Task instructions: Return a copy of each line that holds the string "JSON".

Data provided:
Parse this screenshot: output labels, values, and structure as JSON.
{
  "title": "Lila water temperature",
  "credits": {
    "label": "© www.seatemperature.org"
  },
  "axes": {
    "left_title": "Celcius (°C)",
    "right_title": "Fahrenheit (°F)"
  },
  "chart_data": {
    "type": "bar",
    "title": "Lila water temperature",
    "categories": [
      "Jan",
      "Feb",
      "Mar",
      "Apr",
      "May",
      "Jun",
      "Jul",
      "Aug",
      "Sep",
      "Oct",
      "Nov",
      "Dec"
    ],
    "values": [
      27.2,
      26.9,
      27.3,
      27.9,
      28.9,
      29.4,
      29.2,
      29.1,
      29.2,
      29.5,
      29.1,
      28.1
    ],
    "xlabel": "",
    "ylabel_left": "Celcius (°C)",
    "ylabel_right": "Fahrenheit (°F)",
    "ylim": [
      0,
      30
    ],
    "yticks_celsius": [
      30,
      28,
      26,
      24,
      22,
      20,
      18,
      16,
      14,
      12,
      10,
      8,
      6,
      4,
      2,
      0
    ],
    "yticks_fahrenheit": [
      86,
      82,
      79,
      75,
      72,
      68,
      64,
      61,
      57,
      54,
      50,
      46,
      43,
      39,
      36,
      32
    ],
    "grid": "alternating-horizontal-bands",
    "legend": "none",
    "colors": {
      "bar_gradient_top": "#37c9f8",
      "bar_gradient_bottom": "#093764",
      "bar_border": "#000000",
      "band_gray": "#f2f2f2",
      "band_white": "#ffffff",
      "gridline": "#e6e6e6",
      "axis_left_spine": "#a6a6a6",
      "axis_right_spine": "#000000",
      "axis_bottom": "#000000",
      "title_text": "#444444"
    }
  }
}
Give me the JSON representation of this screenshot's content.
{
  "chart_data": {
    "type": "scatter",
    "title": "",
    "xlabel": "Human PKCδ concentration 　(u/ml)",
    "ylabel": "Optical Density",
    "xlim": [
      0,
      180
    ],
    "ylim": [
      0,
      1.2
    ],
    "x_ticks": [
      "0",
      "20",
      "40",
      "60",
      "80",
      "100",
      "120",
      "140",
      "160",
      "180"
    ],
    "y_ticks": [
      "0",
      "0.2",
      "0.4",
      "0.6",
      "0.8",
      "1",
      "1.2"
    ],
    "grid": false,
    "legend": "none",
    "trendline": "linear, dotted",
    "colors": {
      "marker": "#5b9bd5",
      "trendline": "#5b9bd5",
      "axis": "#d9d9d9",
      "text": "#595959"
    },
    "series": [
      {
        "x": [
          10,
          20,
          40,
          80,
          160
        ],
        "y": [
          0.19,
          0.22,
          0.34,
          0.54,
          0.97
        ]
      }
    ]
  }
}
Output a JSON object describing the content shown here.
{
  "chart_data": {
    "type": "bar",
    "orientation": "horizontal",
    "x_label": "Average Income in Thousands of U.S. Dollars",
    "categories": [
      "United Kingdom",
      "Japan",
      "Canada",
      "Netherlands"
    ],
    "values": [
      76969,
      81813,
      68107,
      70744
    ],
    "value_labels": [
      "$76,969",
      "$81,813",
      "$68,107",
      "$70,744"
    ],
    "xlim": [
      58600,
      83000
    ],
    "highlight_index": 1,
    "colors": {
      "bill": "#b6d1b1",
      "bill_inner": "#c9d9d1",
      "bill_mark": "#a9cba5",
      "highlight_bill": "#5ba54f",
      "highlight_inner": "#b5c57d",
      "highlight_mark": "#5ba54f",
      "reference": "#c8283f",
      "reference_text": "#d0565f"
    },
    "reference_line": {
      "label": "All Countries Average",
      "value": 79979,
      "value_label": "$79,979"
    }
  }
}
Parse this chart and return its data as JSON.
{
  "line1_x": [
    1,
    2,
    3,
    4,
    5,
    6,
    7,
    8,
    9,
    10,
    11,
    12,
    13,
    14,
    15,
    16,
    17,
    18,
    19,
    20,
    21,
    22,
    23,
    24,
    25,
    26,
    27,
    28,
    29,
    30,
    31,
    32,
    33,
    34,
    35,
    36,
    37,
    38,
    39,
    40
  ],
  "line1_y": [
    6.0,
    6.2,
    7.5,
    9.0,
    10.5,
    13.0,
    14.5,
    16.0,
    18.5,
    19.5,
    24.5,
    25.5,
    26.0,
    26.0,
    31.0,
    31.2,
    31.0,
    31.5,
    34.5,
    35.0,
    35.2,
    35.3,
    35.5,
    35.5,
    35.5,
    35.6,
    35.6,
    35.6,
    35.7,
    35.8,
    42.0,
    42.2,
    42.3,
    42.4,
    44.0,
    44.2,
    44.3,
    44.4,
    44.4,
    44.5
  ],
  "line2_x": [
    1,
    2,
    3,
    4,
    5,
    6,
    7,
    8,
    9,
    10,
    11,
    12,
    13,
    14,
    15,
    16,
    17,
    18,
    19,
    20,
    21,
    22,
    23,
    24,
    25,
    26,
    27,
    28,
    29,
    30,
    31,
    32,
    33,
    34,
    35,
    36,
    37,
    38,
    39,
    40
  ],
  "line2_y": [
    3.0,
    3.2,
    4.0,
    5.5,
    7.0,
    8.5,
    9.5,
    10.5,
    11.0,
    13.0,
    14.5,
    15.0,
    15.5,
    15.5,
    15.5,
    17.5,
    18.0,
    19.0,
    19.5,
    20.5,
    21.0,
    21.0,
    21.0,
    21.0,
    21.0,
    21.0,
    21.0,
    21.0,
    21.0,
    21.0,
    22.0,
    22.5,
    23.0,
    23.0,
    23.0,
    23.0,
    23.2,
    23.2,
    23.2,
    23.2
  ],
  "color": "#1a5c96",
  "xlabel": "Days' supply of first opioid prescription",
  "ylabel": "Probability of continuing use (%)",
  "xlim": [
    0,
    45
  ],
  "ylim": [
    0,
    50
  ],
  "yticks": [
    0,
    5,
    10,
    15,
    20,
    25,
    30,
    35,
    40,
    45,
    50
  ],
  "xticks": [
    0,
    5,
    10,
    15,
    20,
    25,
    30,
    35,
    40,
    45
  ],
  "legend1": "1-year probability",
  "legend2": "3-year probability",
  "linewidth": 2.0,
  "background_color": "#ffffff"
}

Complete answer:
Parse this screenshot: output labels, values, and structure as JSON.
Give me the JSON representation of this screenshot's content.
Output a JSON object describing the content shown here.
Parse this chart and return its data as JSON.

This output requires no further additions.